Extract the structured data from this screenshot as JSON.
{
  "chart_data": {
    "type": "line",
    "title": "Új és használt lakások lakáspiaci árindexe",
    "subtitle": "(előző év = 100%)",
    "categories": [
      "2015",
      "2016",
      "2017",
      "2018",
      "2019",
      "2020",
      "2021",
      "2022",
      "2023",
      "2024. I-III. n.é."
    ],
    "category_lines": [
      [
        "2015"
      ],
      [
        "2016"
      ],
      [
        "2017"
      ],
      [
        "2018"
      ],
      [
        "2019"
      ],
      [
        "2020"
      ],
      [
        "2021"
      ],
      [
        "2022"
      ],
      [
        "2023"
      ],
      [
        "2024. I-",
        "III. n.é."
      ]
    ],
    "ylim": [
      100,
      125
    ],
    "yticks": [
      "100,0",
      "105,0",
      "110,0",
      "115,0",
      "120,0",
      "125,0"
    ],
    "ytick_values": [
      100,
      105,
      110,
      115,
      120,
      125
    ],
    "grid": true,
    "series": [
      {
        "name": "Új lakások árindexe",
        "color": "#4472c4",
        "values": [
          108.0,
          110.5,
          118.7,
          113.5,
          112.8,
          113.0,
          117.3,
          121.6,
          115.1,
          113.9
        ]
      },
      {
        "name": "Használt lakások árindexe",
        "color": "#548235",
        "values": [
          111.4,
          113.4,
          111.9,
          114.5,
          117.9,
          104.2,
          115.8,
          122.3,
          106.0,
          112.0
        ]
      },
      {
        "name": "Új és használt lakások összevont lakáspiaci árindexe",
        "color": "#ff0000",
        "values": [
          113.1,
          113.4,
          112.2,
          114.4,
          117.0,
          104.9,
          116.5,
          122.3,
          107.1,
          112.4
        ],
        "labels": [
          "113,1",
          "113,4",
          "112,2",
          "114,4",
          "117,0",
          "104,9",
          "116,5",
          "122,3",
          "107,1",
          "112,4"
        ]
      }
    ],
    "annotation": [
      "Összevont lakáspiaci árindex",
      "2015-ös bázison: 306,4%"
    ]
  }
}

▬▬▬▬▬▬

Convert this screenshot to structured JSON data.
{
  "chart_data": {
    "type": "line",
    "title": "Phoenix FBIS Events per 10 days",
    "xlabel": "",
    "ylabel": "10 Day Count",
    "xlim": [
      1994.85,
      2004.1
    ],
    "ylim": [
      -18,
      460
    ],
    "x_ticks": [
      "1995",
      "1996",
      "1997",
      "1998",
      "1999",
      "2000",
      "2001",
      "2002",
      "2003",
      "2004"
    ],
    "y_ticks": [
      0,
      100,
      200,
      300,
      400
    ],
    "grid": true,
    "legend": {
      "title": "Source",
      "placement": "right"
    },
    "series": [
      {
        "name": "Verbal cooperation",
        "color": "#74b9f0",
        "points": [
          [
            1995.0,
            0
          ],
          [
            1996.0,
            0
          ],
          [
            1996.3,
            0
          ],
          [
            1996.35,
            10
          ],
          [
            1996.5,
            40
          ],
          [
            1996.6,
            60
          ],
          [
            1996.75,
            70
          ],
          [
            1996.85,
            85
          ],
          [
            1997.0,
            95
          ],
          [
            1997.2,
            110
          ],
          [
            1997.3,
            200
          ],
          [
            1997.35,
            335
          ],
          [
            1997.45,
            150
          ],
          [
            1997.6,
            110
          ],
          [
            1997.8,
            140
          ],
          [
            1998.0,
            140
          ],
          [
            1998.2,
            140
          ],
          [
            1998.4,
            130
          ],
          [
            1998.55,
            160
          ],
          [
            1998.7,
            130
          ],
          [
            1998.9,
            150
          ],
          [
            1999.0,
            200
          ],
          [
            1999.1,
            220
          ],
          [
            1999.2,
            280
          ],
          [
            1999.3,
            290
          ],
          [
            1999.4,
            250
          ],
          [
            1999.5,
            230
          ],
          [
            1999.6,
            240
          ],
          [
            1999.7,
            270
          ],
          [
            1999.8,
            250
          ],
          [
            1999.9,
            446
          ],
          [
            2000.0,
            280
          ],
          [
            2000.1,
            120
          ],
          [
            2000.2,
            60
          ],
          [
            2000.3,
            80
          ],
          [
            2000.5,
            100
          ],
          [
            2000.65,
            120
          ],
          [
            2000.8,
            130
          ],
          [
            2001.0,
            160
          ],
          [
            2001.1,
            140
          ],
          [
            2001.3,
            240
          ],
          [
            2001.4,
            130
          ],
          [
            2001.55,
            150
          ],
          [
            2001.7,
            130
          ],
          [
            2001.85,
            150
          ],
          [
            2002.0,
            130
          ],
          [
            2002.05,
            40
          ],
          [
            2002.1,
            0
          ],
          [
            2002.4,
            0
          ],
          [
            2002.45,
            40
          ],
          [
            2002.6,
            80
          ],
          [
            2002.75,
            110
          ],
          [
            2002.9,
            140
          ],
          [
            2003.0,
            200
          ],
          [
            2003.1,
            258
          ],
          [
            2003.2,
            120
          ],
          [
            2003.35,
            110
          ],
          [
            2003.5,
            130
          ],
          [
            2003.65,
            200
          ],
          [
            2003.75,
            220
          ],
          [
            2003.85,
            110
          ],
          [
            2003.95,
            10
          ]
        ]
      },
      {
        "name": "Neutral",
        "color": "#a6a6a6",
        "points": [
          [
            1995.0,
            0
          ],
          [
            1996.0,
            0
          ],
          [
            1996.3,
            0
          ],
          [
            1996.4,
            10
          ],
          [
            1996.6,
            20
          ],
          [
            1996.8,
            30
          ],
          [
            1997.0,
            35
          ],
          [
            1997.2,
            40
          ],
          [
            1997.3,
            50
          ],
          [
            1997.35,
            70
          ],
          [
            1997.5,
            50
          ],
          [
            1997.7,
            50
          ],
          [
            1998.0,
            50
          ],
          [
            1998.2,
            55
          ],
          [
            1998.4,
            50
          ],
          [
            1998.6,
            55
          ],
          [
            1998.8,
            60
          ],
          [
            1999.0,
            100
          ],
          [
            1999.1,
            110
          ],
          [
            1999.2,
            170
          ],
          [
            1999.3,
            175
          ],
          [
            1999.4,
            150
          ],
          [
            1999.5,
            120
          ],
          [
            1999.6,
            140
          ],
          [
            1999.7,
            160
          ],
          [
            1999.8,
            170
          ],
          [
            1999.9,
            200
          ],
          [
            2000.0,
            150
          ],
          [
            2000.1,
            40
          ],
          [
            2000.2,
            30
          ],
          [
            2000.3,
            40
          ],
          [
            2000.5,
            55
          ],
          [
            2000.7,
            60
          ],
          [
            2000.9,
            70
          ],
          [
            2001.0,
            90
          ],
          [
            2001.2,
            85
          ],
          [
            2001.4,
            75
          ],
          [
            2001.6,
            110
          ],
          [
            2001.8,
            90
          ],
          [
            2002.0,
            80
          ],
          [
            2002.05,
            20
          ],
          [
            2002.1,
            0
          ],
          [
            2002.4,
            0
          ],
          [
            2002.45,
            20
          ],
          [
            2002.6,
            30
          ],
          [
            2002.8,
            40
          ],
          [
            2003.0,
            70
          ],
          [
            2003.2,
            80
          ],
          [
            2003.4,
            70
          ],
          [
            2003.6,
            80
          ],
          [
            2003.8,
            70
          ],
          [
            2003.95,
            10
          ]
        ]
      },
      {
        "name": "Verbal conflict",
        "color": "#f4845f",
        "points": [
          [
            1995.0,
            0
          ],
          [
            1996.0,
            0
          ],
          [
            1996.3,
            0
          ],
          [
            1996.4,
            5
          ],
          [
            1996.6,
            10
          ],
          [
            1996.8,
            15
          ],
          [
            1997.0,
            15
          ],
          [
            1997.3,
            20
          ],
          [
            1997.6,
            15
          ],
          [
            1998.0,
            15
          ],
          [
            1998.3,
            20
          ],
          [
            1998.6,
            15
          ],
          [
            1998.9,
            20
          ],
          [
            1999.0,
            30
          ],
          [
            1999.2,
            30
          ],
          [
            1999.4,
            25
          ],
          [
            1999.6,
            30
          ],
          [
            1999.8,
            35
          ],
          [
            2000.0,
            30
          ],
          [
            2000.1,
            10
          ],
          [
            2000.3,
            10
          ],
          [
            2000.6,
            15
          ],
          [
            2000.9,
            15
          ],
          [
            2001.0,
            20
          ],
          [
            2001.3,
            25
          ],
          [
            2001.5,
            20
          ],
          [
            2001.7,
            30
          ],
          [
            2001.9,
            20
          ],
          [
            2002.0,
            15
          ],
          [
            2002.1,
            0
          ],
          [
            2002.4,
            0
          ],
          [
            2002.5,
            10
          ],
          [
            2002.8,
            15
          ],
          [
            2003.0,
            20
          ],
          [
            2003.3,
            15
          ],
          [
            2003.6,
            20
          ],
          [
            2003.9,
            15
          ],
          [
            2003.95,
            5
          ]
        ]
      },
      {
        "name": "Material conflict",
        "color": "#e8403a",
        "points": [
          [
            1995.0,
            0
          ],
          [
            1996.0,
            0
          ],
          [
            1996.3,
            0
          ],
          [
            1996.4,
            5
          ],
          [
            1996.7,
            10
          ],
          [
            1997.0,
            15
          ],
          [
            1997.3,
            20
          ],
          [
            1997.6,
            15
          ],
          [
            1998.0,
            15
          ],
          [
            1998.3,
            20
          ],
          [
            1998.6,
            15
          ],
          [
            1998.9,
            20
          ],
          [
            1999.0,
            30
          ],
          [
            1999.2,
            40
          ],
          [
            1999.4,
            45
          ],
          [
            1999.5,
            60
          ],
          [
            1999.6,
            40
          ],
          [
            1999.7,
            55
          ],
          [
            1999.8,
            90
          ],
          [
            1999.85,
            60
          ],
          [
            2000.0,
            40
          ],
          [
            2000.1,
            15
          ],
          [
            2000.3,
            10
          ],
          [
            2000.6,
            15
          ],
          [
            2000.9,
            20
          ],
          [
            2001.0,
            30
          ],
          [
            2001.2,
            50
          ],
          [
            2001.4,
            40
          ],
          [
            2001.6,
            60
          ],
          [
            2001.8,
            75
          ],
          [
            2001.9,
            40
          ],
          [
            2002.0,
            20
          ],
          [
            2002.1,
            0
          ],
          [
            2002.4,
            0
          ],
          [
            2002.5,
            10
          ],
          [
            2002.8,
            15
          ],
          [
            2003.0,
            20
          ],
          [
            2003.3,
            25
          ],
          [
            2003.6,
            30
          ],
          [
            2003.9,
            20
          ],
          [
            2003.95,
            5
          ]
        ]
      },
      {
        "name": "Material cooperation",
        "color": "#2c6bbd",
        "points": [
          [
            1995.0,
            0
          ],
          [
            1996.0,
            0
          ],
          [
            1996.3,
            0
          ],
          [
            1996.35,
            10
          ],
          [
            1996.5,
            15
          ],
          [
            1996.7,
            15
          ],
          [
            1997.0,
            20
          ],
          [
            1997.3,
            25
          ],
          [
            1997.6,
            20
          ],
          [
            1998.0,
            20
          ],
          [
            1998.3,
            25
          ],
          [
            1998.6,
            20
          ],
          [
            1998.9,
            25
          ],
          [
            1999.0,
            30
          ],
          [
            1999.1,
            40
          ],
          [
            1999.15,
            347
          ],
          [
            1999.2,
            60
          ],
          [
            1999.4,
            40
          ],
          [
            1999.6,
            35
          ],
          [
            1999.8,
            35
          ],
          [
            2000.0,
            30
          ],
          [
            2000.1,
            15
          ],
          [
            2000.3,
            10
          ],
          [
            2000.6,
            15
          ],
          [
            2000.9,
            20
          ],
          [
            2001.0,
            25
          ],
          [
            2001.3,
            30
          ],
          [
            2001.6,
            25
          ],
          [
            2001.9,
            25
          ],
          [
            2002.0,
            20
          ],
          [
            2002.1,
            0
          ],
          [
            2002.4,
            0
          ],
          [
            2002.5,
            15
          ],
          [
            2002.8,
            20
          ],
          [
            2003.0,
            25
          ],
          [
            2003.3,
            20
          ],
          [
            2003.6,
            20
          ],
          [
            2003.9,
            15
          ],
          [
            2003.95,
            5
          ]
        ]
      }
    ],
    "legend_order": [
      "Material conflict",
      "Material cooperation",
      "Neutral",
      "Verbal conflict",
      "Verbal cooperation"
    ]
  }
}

▬▬▬▬▬▬

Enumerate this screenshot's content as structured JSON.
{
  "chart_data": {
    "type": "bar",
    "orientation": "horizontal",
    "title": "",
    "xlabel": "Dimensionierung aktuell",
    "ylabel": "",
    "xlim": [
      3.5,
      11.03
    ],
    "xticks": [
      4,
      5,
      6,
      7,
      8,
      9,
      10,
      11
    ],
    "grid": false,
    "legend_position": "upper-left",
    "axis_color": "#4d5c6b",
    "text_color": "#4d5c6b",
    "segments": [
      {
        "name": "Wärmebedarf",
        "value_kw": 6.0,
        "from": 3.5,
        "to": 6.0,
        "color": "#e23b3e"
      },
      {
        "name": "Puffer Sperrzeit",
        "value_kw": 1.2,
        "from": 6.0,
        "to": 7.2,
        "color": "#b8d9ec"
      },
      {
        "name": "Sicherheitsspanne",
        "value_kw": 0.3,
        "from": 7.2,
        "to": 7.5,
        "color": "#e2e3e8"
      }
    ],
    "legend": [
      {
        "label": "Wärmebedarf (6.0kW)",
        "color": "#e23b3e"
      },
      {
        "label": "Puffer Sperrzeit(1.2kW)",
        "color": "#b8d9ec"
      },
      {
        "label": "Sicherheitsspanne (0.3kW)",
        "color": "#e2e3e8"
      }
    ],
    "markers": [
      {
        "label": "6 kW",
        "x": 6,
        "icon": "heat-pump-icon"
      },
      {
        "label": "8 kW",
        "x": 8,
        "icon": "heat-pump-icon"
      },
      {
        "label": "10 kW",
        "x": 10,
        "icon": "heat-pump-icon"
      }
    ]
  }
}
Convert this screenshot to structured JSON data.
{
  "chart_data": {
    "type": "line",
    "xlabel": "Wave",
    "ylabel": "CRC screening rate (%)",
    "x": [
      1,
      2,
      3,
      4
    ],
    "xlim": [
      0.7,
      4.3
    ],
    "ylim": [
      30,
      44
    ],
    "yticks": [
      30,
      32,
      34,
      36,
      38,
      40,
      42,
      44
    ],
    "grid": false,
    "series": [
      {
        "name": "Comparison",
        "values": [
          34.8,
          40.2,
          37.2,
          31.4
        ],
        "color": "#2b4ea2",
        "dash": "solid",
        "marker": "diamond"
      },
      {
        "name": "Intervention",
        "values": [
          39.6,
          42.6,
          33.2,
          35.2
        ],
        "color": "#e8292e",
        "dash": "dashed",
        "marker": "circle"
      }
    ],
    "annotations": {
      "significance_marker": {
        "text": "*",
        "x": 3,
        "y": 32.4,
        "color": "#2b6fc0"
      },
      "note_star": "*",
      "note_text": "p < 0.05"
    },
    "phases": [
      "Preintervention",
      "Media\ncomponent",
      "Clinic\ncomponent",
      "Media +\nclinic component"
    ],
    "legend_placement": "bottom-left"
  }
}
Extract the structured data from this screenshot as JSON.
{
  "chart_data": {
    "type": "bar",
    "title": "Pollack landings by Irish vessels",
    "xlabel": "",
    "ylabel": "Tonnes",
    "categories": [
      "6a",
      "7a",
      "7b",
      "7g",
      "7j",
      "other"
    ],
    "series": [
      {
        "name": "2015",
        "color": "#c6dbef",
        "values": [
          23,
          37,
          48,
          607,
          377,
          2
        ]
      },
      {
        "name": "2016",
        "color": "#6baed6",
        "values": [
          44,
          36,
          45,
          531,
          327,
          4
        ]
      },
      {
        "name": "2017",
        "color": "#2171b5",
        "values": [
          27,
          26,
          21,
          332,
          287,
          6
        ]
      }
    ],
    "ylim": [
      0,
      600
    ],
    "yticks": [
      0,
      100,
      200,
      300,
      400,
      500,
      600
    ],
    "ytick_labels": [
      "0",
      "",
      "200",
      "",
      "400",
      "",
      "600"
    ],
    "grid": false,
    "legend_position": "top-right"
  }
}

▬▬▬▬▬▬

Work instructions: Locate the word "lakások" in the records and collect each line it appears in.

Response:
    "title": "Új és használt lakások lakáspiaci árindexe",
        "name": "Új lakások árindexe",
        "name": "Használt lakások árindexe",
        "name": "Új és használt lakások összevont lakáspiaci árindexe",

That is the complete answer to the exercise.